— Short problem —
Records follow. Copy every line with "heading".
[BEGIN The input]
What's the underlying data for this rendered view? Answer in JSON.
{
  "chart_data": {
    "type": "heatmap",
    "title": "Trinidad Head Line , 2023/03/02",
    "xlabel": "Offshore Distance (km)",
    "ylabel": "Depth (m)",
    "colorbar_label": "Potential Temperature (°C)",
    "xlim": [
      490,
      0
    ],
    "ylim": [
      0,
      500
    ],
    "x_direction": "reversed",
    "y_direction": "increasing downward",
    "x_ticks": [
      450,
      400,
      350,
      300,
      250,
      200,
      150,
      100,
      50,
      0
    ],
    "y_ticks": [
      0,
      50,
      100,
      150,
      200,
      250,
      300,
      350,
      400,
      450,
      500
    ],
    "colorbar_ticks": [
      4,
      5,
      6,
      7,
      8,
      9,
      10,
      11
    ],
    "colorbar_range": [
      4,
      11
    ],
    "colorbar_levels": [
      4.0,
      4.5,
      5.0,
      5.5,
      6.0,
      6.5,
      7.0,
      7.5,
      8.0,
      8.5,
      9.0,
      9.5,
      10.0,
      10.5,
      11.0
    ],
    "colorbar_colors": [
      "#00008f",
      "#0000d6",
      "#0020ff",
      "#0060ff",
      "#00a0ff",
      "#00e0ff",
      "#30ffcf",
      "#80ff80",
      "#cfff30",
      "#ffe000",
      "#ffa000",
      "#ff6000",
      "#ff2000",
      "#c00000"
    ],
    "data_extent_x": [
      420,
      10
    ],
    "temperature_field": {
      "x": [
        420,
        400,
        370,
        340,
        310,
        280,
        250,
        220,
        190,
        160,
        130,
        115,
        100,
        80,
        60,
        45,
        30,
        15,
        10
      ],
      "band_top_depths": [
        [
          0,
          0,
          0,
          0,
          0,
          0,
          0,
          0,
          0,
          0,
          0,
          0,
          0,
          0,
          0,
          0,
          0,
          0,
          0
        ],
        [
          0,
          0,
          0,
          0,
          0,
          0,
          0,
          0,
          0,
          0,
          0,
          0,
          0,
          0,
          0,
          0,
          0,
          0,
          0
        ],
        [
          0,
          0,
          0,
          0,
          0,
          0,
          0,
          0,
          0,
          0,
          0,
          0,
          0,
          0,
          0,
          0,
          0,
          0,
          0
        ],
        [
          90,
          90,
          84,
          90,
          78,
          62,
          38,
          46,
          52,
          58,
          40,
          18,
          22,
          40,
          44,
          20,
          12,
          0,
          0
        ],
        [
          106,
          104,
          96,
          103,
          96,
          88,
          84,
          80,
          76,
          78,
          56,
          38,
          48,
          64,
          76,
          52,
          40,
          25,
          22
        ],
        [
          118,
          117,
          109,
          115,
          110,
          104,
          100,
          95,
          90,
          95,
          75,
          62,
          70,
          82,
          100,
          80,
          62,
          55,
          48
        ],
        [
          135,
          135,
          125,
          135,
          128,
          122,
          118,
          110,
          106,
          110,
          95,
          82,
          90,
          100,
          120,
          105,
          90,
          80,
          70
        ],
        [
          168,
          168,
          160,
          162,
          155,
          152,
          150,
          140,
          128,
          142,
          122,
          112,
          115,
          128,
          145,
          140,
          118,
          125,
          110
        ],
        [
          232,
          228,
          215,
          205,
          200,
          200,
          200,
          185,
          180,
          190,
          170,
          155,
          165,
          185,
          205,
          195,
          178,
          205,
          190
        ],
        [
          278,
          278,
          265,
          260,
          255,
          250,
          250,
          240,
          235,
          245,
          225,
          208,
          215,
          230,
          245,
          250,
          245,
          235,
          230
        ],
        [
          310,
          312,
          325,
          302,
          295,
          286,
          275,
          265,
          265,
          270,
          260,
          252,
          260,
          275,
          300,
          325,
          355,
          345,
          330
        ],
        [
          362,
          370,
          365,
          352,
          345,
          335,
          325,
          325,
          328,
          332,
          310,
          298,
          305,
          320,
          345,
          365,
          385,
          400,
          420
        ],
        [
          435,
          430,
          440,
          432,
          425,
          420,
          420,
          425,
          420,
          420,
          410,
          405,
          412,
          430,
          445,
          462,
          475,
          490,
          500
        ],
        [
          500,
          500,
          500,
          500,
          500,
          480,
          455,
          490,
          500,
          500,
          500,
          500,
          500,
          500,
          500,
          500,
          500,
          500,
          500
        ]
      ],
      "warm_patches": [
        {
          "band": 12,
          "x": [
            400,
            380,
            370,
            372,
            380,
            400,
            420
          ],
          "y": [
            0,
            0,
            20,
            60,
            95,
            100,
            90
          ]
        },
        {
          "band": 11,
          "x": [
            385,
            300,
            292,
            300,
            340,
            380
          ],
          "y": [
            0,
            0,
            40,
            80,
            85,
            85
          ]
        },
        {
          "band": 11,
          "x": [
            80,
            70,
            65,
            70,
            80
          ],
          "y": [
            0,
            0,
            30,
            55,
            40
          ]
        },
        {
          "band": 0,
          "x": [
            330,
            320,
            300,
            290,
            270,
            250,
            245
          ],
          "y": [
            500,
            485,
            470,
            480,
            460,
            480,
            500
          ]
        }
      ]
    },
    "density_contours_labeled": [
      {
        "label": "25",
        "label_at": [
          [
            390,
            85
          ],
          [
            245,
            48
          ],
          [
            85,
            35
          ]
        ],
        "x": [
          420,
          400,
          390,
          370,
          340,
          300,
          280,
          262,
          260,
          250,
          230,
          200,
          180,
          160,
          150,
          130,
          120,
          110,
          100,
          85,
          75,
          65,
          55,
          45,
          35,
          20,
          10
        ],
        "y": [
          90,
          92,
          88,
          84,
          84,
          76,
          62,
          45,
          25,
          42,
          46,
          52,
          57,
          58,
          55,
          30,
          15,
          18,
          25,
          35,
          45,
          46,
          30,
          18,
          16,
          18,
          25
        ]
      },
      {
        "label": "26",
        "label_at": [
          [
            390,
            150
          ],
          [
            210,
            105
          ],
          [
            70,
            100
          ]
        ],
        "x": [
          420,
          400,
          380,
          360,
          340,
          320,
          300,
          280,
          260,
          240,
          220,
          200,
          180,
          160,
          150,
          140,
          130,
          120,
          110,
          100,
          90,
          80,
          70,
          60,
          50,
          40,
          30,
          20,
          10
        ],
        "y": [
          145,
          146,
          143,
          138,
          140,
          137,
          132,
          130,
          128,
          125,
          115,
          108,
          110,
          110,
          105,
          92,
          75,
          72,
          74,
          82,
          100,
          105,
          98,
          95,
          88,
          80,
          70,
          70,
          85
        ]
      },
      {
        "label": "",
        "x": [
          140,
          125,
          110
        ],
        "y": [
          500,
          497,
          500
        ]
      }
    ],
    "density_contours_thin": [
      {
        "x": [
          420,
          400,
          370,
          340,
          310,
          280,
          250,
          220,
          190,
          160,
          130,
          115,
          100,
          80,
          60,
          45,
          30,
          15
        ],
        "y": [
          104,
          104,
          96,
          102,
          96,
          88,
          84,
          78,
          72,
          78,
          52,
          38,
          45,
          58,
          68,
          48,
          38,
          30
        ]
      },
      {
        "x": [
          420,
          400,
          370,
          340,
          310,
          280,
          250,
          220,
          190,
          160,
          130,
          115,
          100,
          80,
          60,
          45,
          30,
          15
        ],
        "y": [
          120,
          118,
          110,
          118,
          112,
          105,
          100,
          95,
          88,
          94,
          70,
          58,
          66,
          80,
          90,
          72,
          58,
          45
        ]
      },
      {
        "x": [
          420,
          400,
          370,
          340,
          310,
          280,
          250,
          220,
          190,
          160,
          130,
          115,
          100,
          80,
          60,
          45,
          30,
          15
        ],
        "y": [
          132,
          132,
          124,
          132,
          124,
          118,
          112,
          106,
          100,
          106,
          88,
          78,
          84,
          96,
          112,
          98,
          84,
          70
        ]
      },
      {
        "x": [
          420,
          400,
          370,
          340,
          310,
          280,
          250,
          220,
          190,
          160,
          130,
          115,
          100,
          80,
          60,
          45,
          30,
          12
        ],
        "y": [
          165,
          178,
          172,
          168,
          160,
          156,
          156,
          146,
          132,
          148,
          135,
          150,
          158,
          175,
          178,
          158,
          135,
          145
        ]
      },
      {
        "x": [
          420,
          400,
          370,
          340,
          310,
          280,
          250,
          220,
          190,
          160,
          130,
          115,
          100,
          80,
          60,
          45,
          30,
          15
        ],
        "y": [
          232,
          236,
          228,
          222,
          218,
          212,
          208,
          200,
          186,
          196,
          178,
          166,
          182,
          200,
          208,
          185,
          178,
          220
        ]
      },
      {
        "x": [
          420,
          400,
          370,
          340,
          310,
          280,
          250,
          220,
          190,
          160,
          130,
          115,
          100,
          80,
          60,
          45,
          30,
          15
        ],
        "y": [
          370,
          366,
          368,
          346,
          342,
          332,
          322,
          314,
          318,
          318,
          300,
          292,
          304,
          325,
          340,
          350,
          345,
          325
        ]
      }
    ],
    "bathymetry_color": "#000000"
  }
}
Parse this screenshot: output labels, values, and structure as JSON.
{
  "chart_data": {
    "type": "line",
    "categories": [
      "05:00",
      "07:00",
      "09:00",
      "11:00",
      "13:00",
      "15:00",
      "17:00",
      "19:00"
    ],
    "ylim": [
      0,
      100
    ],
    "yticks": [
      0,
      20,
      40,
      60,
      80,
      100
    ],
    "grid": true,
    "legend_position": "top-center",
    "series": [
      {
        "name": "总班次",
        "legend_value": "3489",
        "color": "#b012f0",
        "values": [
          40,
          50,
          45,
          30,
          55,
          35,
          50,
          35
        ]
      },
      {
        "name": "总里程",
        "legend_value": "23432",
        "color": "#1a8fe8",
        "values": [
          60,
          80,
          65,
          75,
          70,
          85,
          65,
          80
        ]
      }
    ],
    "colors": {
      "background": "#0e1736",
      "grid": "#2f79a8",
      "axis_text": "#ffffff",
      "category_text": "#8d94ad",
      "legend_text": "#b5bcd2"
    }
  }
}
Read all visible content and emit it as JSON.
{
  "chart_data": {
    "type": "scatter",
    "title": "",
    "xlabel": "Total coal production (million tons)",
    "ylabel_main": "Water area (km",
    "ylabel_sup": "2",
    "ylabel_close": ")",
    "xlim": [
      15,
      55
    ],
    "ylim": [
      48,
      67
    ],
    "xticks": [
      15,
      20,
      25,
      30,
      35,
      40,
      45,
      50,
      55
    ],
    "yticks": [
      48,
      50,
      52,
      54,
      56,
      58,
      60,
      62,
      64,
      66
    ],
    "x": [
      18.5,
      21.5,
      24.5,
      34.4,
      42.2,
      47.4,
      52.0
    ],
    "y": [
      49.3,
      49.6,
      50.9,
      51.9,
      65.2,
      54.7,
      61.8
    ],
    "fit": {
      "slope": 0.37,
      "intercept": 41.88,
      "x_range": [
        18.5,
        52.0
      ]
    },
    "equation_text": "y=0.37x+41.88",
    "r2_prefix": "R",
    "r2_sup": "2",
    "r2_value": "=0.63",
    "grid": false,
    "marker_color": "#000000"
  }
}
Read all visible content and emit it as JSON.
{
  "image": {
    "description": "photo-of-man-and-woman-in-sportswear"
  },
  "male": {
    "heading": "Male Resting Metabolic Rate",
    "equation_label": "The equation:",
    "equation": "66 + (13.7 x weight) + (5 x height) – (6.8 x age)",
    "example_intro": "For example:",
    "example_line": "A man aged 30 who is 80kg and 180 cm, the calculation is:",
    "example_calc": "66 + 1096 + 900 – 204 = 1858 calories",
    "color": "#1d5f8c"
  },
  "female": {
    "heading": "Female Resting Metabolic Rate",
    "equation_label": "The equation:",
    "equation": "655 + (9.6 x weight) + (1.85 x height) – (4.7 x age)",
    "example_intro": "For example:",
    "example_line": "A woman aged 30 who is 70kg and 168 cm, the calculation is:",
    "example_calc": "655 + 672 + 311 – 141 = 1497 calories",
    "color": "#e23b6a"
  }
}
[END The input]
— Written response —
    "heading": "Male Resting Metabolic Rate",
    "heading": "Female Resting Metabolic Rate",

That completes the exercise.